◆ **Problem description**
Make a verbatim copy of the entries below; pictures stay out.

◆ **Records for processing**
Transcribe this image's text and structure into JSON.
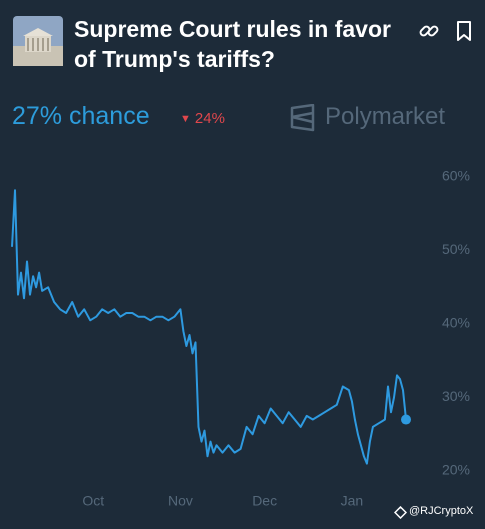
{
  "chart_data": {
    "type": "line",
    "title": "Supreme Court rules in favor of Trump's tariffs?",
    "chance_label": "27% chance",
    "change_label": "24%",
    "brand": "Polymarket",
    "watermark": "@RJCryptoX",
    "color": "#2e9ae0",
    "grid": false,
    "x": [
      0,
      1,
      2,
      3,
      4,
      5,
      6,
      7,
      8,
      9,
      10,
      12,
      14,
      16,
      18,
      20,
      22,
      24,
      26,
      28,
      30,
      32,
      34,
      36,
      38,
      40,
      42,
      44,
      46,
      48,
      50,
      52,
      54,
      56,
      57,
      58,
      59,
      60,
      61,
      62,
      63,
      64,
      65,
      66,
      67,
      68,
      70,
      72,
      74,
      76,
      78,
      80,
      82,
      84,
      86,
      88,
      90,
      92,
      94,
      96,
      98,
      100,
      102,
      104,
      106,
      108,
      110,
      112,
      113,
      114,
      115,
      116,
      117,
      118,
      119,
      120,
      122,
      124,
      125,
      126,
      127,
      128,
      129,
      130,
      131
    ],
    "values": [
      50.5,
      58.2,
      44,
      47,
      43.5,
      48.5,
      44,
      46.5,
      45,
      47,
      44.5,
      45,
      43,
      42,
      41.5,
      43,
      41,
      42,
      40.5,
      41,
      42,
      41.5,
      42,
      41,
      41.5,
      41.5,
      41,
      41,
      40.5,
      41,
      41,
      40.5,
      41,
      42,
      39,
      37,
      38.5,
      36,
      37.5,
      26,
      24,
      25.5,
      22,
      24,
      22.5,
      23.5,
      22.5,
      23.5,
      22.5,
      23,
      26,
      25,
      27.5,
      26.5,
      28.5,
      27.5,
      26.5,
      28,
      27,
      26,
      27.5,
      27,
      27.5,
      28,
      28.5,
      29,
      31.5,
      31,
      29.5,
      27,
      25,
      23.5,
      22,
      21,
      24,
      26,
      26.5,
      27,
      31.5,
      28,
      30,
      33,
      32.5,
      31,
      27
    ],
    "xlim": [
      0,
      131
    ],
    "xticks": [
      {
        "value": 27,
        "label": "Oct"
      },
      {
        "value": 56,
        "label": "Nov"
      },
      {
        "value": 84,
        "label": "Dec"
      },
      {
        "value": 113,
        "label": "Jan"
      }
    ],
    "ylim": [
      18.5,
      61.5
    ],
    "yticks": [
      {
        "value": 20,
        "label": "20%"
      },
      {
        "value": 30,
        "label": "30%"
      },
      {
        "value": 40,
        "label": "40%"
      },
      {
        "value": 50,
        "label": "50%"
      },
      {
        "value": 60,
        "label": "60%"
      }
    ]
  }
}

◆ **Response below**
Transcribe this image's text and structure into JSON.
{
  "chart_data": {
    "type": "line",
    "title": "Supreme Court rules in favor of Trump's tariffs?",
    "chance_label": "27% chance",
    "change_label": "24%",
    "brand": "Polymarket",
    "watermark": "@RJCryptoX",
    "color": "#2e9ae0",
    "grid": false,
    "x": [
      0,
      1,
      2,
      3,
      4,
      5,
      6,
      7,
      8,
      9,
      10,
      12,
      14,
      16,
      18,
      20,
      22,
      24,
      26,
      28,
      30,
      32,
      34,
      36,
      38,
      40,
      42,
      44,
      46,
      48,
      50,
      52,
      54,
      56,
      57,
      58,
      59,
      60,
      61,
      62,
      63,
      64,
      65,
      66,
      67,
      68,
      70,
      72,
      74,
      76,
      78,
      80,
      82,
      84,
      86,
      88,
      90,
      92,
      94,
      96,
      98,
      100,
      102,
      104,
      106,
      108,
      110,
      112,
      113,
      114,
      115,
      116,
      117,
      118,
      119,
      120,
      122,
      124,
      125,
      126,
      127,
      128,
      129,
      130,
      131
    ],
    "values": [
      50.5,
      58.2,
      44,
      47,
      43.5,
      48.5,
      44,
      46.5,
      45,
      47,
      44.5,
      45,
      43,
      42,
      41.5,
      43,
      41,
      42,
      40.5,
      41,
      42,
      41.5,
      42,
      41,
      41.5,
      41.5,
      41,
      41,
      40.5,
      41,
      41,
      40.5,
      41,
      42,
      39,
      37,
      38.5,
      36,
      37.5,
      26,
      24,
      25.5,
      22,
      24,
      22.5,
      23.5,
      22.5,
      23.5,
      22.5,
      23,
      26,
      25,
      27.5,
      26.5,
      28.5,
      27.5,
      26.5,
      28,
      27,
      26,
      27.5,
      27,
      27.5,
      28,
      28.5,
      29,
      31.5,
      31,
      29.5,
      27,
      25,
      23.5,
      22,
      21,
      24,
      26,
      26.5,
      27,
      31.5,
      28,
      30,
      33,
      32.5,
      31,
      27
    ],
    "xlim": [
      0,
      131
    ],
    "xticks": [
      {
        "value": 27,
        "label": "Oct"
      },
      {
        "value": 56,
        "label": "Nov"
      },
      {
        "value": 84,
        "label": "Dec"
      },
      {
        "value": 113,
        "label": "Jan"
      }
    ],
    "ylim": [
      18.5,
      61.5
    ],
    "yticks": [
      {
        "value": 20,
        "label": "20%"
      },
      {
        "value": 30,
        "label": "30%"
      },
      {
        "value": 40,
        "label": "40%"
      },
      {
        "value": 50,
        "label": "50%"
      },
      {
        "value": 60,
        "label": "60%"
      }
    ]
  }
}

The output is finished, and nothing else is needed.